**Stated problem:** Print the listing as it stands, omitting all images.
— BEGIN Supplied data —
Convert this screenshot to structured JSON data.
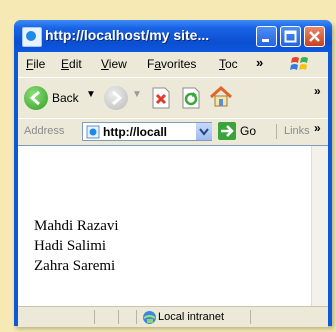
{
  "window": {
    "title": "http://localhost/my site..."
  },
  "menubar": {
    "items": [
      "File",
      "Edit",
      "View",
      "Favorites",
      "Toc"
    ],
    "overflow": "»"
  },
  "toolbar": {
    "back_label": "Back",
    "overflow": "»"
  },
  "address_bar": {
    "label": "Address",
    "url": "http://locall",
    "go_label": "Go",
    "links_label": "Links",
    "overflow": "»"
  },
  "content": {
    "lines": [
      "Mahdi Razavi",
      "Hadi Salimi",
      "Zahra Saremi"
    ]
  },
  "status_bar": {
    "zone": "Local intranet"
  }
}
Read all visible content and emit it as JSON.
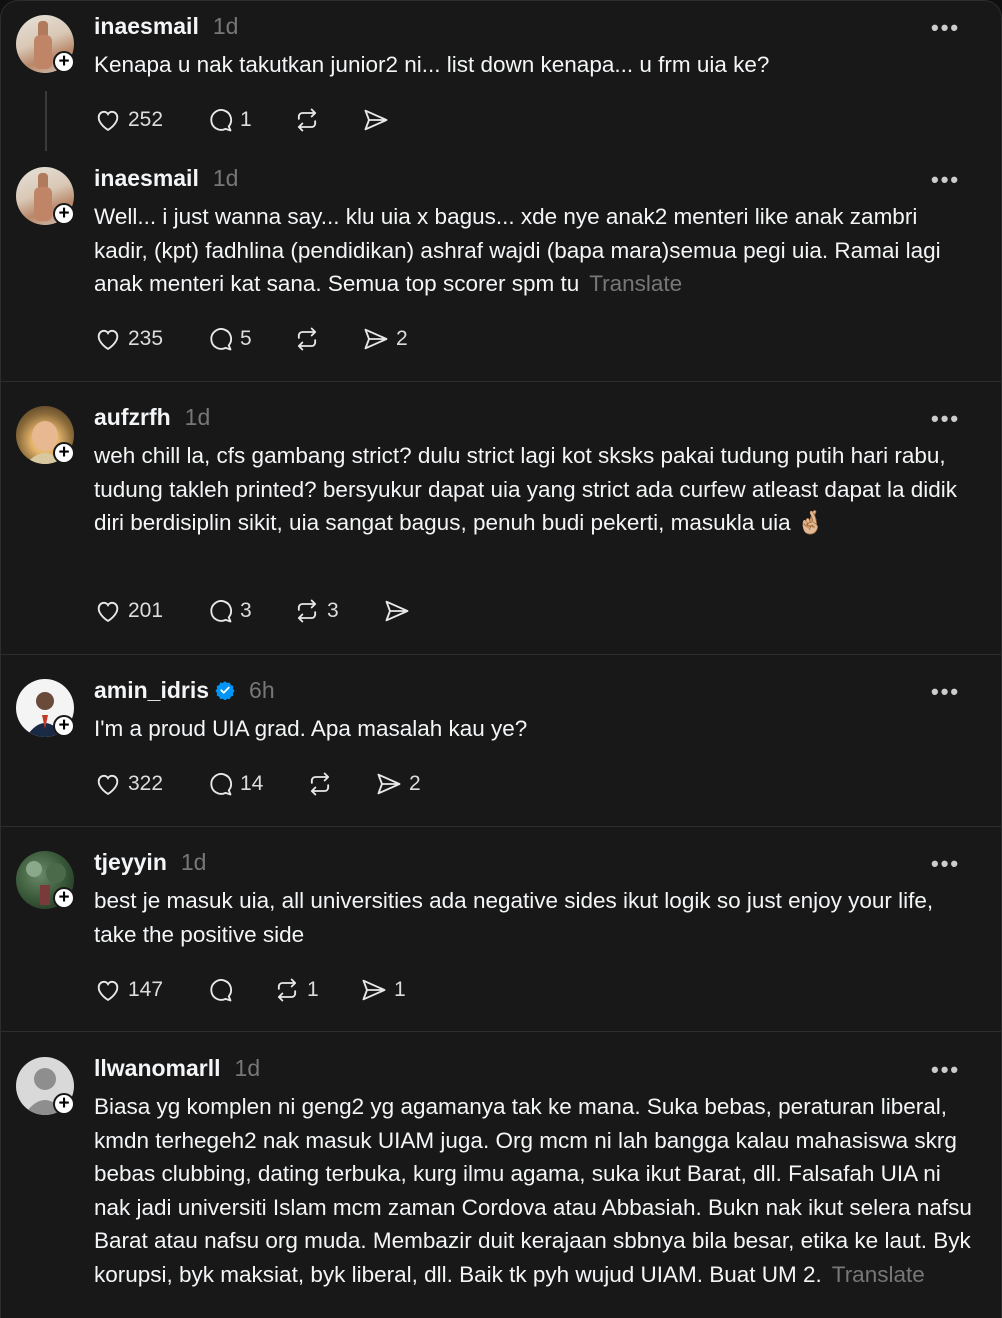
— END Supplied data —
**Solution:**
Convert this screenshot to structured JSON data.
{
  "window": {
    "title": "http://localhost/my site..."
  },
  "menubar": {
    "items": [
      "File",
      "Edit",
      "View",
      "Favorites",
      "Toc"
    ],
    "overflow": "»"
  },
  "toolbar": {
    "back_label": "Back",
    "overflow": "»"
  },
  "address_bar": {
    "label": "Address",
    "url": "http://locall",
    "go_label": "Go",
    "links_label": "Links",
    "overflow": "»"
  },
  "content": {
    "lines": [
      "Mahdi Razavi",
      "Hadi Salimi",
      "Zahra Saremi"
    ]
  },
  "status_bar": {
    "zone": "Local intranet"
  }
}
Read all visible content and emit it as JSON.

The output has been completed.